▶ Set exercise:
Scan each line of the records for the word "นอาย" and extract the ones that have it.
+++++
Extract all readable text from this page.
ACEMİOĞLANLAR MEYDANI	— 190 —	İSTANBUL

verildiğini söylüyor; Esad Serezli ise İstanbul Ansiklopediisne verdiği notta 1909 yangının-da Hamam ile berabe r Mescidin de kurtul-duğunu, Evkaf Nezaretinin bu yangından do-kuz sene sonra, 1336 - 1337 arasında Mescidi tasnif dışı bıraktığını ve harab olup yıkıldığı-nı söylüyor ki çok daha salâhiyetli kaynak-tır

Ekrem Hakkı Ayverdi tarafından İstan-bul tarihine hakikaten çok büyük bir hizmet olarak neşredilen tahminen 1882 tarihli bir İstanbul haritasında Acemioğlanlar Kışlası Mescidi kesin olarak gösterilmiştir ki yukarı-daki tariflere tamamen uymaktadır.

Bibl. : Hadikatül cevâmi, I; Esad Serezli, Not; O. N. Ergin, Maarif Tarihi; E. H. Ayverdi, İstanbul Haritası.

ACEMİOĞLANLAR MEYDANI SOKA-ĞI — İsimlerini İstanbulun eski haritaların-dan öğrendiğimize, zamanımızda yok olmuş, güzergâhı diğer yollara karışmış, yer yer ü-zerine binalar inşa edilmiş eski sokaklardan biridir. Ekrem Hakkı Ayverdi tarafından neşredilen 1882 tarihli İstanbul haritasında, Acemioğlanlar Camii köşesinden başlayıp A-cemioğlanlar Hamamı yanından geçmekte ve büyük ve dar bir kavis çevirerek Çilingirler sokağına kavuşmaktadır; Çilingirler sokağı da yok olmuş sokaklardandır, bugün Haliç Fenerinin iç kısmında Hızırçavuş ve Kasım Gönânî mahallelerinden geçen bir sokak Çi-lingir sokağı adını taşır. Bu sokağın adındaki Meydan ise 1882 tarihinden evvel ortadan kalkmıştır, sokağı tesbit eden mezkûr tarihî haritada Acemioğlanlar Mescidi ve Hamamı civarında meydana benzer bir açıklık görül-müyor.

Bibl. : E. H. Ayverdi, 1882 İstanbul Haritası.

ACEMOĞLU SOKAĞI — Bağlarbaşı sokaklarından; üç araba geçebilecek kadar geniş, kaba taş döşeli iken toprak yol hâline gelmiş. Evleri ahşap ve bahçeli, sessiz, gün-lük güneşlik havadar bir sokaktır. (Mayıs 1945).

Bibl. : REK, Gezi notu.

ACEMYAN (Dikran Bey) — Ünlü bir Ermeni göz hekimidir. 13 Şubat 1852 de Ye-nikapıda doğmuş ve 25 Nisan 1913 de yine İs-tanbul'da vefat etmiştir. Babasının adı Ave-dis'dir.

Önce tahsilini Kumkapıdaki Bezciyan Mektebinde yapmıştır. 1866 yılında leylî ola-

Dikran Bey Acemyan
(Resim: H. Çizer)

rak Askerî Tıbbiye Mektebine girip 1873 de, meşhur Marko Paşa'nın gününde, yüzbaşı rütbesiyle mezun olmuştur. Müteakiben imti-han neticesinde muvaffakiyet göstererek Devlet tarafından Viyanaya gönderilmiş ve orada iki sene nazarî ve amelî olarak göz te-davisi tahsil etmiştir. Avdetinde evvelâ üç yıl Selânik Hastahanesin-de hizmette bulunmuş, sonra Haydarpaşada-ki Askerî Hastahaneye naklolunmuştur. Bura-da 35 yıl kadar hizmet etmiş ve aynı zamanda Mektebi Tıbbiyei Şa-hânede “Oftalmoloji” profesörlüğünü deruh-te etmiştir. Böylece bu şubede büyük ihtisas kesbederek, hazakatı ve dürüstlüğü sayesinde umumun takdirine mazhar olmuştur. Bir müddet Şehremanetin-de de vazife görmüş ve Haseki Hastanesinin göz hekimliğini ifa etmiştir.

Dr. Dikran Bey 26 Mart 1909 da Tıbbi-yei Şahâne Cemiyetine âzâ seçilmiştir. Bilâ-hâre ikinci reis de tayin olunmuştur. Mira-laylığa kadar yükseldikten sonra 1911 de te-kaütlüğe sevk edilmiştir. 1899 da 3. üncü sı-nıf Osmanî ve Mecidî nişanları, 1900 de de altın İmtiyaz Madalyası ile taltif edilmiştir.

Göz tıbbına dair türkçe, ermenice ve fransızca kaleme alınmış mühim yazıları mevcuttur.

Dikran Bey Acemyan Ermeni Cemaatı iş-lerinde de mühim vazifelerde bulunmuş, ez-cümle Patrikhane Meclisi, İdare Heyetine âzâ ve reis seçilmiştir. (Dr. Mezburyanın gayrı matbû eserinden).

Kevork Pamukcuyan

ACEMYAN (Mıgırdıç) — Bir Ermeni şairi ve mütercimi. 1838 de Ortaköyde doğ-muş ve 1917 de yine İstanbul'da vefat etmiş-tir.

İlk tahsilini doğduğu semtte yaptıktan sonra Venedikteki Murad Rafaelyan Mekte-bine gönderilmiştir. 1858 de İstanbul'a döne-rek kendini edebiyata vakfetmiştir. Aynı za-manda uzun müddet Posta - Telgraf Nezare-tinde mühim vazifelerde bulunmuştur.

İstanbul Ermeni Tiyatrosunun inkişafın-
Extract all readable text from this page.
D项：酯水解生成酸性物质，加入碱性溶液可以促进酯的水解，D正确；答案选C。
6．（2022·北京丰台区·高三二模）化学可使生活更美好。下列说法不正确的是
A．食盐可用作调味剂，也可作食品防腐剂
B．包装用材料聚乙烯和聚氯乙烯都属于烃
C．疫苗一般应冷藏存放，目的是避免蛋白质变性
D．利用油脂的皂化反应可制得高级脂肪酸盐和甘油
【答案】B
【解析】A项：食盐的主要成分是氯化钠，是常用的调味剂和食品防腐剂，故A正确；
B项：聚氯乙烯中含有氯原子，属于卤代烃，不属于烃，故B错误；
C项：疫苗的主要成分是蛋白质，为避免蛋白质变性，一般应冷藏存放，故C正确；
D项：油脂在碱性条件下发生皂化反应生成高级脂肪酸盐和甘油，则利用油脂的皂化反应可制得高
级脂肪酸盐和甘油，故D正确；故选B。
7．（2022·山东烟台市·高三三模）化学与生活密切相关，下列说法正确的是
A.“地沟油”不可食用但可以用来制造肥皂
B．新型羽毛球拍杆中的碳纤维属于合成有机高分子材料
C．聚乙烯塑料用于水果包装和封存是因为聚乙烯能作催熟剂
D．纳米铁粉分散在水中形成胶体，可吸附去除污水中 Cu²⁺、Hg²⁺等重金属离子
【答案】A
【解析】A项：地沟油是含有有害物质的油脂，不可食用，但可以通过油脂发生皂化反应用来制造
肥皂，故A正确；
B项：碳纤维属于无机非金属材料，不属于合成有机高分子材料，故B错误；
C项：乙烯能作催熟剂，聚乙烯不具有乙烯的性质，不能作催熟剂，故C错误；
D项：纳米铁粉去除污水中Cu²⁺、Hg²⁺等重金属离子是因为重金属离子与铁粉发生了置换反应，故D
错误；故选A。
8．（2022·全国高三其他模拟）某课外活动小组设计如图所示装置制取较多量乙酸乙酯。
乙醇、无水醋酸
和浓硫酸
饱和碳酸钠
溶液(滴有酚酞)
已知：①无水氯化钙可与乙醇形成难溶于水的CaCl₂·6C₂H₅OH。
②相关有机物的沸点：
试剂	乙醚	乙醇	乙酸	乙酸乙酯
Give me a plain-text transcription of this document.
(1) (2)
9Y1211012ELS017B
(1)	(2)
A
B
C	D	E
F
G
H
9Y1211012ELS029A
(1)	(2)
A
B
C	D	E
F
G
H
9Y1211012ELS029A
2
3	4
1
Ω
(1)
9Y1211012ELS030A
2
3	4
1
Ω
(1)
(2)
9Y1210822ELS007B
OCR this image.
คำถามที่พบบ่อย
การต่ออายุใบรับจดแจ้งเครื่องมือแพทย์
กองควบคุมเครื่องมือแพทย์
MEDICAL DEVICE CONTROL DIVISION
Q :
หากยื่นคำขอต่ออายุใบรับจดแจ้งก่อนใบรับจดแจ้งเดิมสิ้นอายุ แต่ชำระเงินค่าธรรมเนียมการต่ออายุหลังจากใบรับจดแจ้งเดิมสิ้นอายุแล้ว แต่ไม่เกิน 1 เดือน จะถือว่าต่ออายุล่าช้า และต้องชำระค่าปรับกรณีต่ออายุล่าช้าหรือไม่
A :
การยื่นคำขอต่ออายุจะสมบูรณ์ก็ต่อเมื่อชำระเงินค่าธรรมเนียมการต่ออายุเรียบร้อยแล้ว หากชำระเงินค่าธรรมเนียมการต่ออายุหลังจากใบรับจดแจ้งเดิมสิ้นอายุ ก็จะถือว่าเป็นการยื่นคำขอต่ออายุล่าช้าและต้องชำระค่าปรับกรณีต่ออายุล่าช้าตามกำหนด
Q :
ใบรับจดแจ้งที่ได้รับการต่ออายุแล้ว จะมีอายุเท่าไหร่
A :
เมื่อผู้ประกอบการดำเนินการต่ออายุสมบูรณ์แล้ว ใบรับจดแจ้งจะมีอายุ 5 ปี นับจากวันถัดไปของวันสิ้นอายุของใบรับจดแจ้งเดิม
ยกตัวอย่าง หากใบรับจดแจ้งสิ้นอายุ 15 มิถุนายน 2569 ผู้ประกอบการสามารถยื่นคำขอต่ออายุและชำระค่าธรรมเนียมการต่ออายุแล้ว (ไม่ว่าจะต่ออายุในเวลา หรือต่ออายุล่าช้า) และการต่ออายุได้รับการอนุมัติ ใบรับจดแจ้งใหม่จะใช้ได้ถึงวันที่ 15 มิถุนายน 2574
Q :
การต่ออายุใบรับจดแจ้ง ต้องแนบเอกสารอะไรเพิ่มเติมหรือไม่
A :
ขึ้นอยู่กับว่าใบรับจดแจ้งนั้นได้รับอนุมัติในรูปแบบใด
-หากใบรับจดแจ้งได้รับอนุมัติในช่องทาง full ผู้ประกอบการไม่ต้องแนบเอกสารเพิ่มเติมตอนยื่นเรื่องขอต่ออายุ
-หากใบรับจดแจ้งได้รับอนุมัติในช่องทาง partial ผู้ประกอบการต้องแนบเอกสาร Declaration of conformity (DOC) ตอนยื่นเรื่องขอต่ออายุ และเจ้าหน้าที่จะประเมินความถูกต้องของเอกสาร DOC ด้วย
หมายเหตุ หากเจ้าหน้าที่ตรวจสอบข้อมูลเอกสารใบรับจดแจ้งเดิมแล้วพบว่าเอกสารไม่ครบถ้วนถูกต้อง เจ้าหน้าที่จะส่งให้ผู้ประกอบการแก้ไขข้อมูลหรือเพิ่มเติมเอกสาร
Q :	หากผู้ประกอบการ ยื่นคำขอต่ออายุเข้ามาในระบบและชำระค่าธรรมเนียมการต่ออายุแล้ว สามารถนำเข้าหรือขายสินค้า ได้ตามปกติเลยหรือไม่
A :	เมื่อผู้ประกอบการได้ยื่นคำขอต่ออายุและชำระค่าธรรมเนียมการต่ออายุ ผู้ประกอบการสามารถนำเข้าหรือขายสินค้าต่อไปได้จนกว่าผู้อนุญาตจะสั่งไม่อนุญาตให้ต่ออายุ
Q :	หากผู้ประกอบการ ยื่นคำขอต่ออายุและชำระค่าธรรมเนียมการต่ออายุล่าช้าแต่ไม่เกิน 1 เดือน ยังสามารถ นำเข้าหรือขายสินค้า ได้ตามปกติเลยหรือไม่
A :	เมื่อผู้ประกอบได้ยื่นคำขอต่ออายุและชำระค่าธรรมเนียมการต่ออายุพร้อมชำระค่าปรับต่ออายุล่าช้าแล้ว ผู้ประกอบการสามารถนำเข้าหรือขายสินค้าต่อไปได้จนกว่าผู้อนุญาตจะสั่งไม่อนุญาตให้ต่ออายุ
+++++
▶ Finished exercise:
หากยื่นคำขอต่ออายุใบรับจดแจ้งก่อนใบรับจดแจ้งเดิมสิ้นอายุ แต่ชำระเงินค่าธรรมเนียมการต่ออายุหลังจากใบรับจดแจ้งเดิมสิ้นอายุแล้ว แต่ไม่เกิน 1 เดือน จะถือว่าต่ออายุล่าช้า และต้องชำระค่าปรับกรณีต่ออายุล่าช้าหรือไม่
การยื่นคำขอต่ออายุจะสมบูรณ์ก็ต่อเมื่อชำระเงินค่าธรรมเนียมการต่ออายุเรียบร้อยแล้ว หากชำระเงินค่าธรรมเนียมการต่ออายุหลังจากใบรับจดแจ้งเดิมสิ้นอายุ ก็จะถือว่าเป็นการยื่นคำขอต่ออายุล่าช้าและต้องชำระค่าปรับกรณีต่ออายุล่าช้าตามกำหนด
เมื่อผู้ประกอบการดำเนินการต่ออายุสมบูรณ์แล้ว ใบรับจดแจ้งจะมีอายุ 5 ปี นับจากวันถัดไปของวันสิ้นอายุของใบรับจดแจ้งเดิม
ยกตัวอย่าง หากใบรับจดแจ้งสิ้นอายุ 15 มิถุนายน 2569 ผู้ประกอบการสามารถยื่นคำขอต่ออายุและชำระค่าธรรมเนียมการต่ออายุแล้ว (ไม่ว่าจะต่ออายุในเวลา หรือต่ออายุล่าช้า) และการต่ออายุได้รับการอนุมัติ ใบรับจดแจ้งใหม่จะใช้ได้ถึงวันที่ 15 มิถุนายน 2574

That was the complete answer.